| What needs to be done |
Every line of the data must be copied exactly.

| Provided data |
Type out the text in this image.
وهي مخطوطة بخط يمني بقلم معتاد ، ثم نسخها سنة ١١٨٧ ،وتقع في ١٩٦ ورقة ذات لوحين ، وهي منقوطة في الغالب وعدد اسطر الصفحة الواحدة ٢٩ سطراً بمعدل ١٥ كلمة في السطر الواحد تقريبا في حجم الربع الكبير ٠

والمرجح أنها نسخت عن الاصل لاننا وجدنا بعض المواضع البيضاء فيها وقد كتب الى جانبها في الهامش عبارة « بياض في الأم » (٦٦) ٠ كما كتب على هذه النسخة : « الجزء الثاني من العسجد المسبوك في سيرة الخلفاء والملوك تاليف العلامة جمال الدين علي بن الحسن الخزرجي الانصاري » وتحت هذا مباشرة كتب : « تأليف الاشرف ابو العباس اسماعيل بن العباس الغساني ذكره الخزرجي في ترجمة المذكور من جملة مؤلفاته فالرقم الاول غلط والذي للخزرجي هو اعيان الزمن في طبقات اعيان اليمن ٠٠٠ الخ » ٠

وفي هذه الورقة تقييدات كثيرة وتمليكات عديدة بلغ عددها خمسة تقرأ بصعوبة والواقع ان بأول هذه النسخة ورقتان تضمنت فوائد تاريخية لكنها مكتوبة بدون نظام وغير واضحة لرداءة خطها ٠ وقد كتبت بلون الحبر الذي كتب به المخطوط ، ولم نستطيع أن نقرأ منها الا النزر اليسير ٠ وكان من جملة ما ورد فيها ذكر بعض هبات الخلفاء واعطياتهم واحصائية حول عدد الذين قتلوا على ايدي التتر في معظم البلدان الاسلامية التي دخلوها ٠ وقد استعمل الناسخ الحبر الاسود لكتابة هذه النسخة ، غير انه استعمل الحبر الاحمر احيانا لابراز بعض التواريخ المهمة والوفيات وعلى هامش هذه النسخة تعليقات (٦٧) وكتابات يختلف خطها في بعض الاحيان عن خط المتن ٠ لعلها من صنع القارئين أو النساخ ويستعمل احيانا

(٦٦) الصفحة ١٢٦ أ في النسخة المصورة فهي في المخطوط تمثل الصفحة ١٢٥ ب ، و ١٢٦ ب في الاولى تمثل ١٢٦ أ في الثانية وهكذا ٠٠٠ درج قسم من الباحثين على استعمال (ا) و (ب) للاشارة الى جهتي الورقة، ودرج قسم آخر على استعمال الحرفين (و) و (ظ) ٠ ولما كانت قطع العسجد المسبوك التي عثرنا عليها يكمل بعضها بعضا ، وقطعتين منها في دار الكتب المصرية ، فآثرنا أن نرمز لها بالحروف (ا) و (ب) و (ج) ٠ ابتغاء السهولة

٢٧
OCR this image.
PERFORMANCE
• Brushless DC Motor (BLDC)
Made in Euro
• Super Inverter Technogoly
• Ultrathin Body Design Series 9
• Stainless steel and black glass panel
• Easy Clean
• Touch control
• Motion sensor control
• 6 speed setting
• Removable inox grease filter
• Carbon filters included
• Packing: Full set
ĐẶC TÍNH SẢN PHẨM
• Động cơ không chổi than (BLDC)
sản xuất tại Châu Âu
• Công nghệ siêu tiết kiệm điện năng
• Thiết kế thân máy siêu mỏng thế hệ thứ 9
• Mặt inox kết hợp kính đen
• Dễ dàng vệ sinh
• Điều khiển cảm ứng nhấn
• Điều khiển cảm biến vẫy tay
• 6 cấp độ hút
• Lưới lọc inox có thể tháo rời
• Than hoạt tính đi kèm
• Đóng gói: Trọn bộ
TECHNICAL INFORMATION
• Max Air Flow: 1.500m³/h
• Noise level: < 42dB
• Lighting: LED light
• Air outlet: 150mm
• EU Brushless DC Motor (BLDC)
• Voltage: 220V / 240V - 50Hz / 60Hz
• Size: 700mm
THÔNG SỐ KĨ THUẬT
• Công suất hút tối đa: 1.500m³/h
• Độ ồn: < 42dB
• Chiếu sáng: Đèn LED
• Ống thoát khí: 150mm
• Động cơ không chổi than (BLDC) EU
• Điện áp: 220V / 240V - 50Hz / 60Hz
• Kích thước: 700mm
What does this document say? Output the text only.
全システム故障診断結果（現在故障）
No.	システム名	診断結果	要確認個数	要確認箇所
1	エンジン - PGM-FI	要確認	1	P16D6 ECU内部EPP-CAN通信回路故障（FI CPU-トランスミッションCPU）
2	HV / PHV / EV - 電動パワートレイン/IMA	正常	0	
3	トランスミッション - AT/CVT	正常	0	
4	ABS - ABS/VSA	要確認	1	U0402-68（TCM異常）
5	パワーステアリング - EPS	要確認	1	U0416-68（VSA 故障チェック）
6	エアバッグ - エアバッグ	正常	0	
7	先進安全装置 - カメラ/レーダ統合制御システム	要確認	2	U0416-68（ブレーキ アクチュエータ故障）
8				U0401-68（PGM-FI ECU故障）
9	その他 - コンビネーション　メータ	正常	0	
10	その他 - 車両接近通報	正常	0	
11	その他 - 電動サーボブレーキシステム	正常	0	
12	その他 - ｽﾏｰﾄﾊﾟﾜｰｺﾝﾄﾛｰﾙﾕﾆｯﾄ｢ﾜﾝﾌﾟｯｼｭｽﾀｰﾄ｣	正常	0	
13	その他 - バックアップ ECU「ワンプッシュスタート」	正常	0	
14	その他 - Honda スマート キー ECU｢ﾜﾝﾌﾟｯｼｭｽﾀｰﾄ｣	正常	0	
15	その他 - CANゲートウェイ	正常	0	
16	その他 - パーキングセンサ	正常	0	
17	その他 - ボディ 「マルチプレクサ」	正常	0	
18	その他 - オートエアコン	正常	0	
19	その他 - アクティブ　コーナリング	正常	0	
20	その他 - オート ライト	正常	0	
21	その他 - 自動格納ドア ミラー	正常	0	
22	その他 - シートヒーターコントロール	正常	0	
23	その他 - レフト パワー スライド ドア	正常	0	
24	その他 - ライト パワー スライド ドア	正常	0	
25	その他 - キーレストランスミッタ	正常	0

| Answer to this problem |
Type out the text in this image.
وهي مخطوطة بخط يمني بقلم معتاد ، ثم نسخها سنة ١١٨٧ ،وتقع في ١٩٦ ورقة ذات لوحين ، وهي منقوطة في الغالب وعدد اسطر الصفحة الواحدة ٢٩ سطراً بمعدل ١٥ كلمة في السطر الواحد تقريبا في حجم الربع الكبير ٠

والمرجح أنها نسخت عن الاصل لاننا وجدنا بعض المواضع البيضاء فيها وقد كتب الى جانبها في الهامش عبارة « بياض في الأم » (٦٦) ٠ كما كتب على هذه النسخة : « الجزء الثاني من العسجد المسبوك في سيرة الخلفاء والملوك تاليف العلامة جمال الدين علي بن الحسن الخزرجي الانصاري » وتحت هذا مباشرة كتب : « تأليف الاشرف ابو العباس اسماعيل بن العباس الغساني ذكره الخزرجي في ترجمة المذكور من جملة مؤلفاته فالرقم الاول غلط والذي للخزرجي هو اعيان الزمن في طبقات اعيان اليمن ٠٠٠ الخ » ٠

وفي هذه الورقة تقييدات كثيرة وتمليكات عديدة بلغ عددها خمسة تقرأ بصعوبة والواقع ان بأول هذه النسخة ورقتان تضمنت فوائد تاريخية لكنها مكتوبة بدون نظام وغير واضحة لرداءة خطها ٠ وقد كتبت بلون الحبر الذي كتب به المخطوط ، ولم نستطيع أن نقرأ منها الا النزر اليسير ٠ وكان من جملة ما ورد فيها ذكر بعض هبات الخلفاء واعطياتهم واحصائية حول عدد الذين قتلوا على ايدي التتر في معظم البلدان الاسلامية التي دخلوها ٠ وقد استعمل الناسخ الحبر الاسود لكتابة هذه النسخة ، غير انه استعمل الحبر الاحمر احيانا لابراز بعض التواريخ المهمة والوفيات وعلى هامش هذه النسخة تعليقات (٦٧) وكتابات يختلف خطها في بعض الاحيان عن خط المتن ٠ لعلها من صنع القارئين أو النساخ ويستعمل احيانا

(٦٦) الصفحة ١٢٦ أ في النسخة المصورة فهي في المخطوط تمثل الصفحة ١٢٥ ب ، و ١٢٦ ب في الاولى تمثل ١٢٦ أ في الثانية وهكذا ٠٠٠ درج قسم من الباحثين على استعمال (ا) و (ب) للاشارة الى جهتي الورقة، ودرج قسم آخر على استعمال الحرفين (و) و (ظ) ٠ ولما كانت قطع العسجد المسبوك التي عثرنا عليها يكمل بعضها بعضا ، وقطعتين منها في دار الكتب المصرية ، فآثرنا أن نرمز لها بالحروف (ا) و (ب) و (ج) ٠ ابتغاء السهولة

٢٧
OCR this image.
PERFORMANCE
• Brushless DC Motor (BLDC)
Made in Euro
• Super Inverter Technogoly
• Ultrathin Body Design Series 9
• Stainless steel and black glass panel
• Easy Clean
• Touch control
• Motion sensor control
• 6 speed setting
• Removable inox grease filter
• Carbon filters included
• Packing: Full set
ĐẶC TÍNH SẢN PHẨM
• Động cơ không chổi than (BLDC)
sản xuất tại Châu Âu
• Công nghệ siêu tiết kiệm điện năng
• Thiết kế thân máy siêu mỏng thế hệ thứ 9
• Mặt inox kết hợp kính đen
• Dễ dàng vệ sinh
• Điều khiển cảm ứng nhấn
• Điều khiển cảm biến vẫy tay
• 6 cấp độ hút
• Lưới lọc inox có thể tháo rời
• Than hoạt tính đi kèm
• Đóng gói: Trọn bộ
TECHNICAL INFORMATION
• Max Air Flow: 1.500m³/h
• Noise level: < 42dB
• Lighting: LED light
• Air outlet: 150mm
• EU Brushless DC Motor (BLDC)
• Voltage: 220V / 240V - 50Hz / 60Hz
• Size: 700mm
THÔNG SỐ KĨ THUẬT
• Công suất hút tối đa: 1.500m³/h
• Độ ồn: < 42dB
• Chiếu sáng: Đèn LED
• Ống thoát khí: 150mm
• Động cơ không chổi than (BLDC) EU
• Điện áp: 220V / 240V - 50Hz / 60Hz
• Kích thước: 700mm
What does this document say? Output the text only.
全システム故障診断結果（現在故障）
No.	システム名	診断結果	要確認個数	要確認箇所
1	エンジン - PGM-FI	要確認	1	P16D6 ECU内部EPP-CAN通信回路故障（FI CPU-トランスミッションCPU）
2	HV / PHV / EV - 電動パワートレイン/IMA	正常	0	
3	トランスミッション - AT/CVT	正常	0	
4	ABS - ABS/VSA	要確認	1	U0402-68（TCM異常）
5	パワーステアリング - EPS	要確認	1	U0416-68（VSA 故障チェック）
6	エアバッグ - エアバッグ	正常	0	
7	先進安全装置 - カメラ/レーダ統合制御システム	要確認	2	U0416-68（ブレーキ アクチュエータ故障）
8				U0401-68（PGM-FI ECU故障）
9	その他 - コンビネーション　メータ	正常	0	
10	その他 - 車両接近通報	正常	0	
11	その他 - 電動サーボブレーキシステム	正常	0	
12	その他 - ｽﾏｰﾄﾊﾟﾜｰｺﾝﾄﾛｰﾙﾕﾆｯﾄ｢ﾜﾝﾌﾟｯｼｭｽﾀｰﾄ｣	正常	0	
13	その他 - バックアップ ECU「ワンプッシュスタート」	正常	0	
14	その他 - Honda スマート キー ECU｢ﾜﾝﾌﾟｯｼｭｽﾀｰﾄ｣	正常	0	
15	その他 - CANゲートウェイ	正常	0	
16	その他 - パーキングセンサ	正常	0	
17	その他 - ボディ 「マルチプレクサ」	正常	0	
18	その他 - オートエアコン	正常	0	
19	その他 - アクティブ　コーナリング	正常	0	
20	その他 - オート ライト	正常	0	
21	その他 - 自動格納ドア ミラー	正常	0	
22	その他 - シートヒーターコントロール	正常	0	
23	その他 - レフト パワー スライド ドア	正常	0	
24	その他 - ライト パワー スライド ドア	正常	0	
25	その他 - キーレストランスミッタ	正常	0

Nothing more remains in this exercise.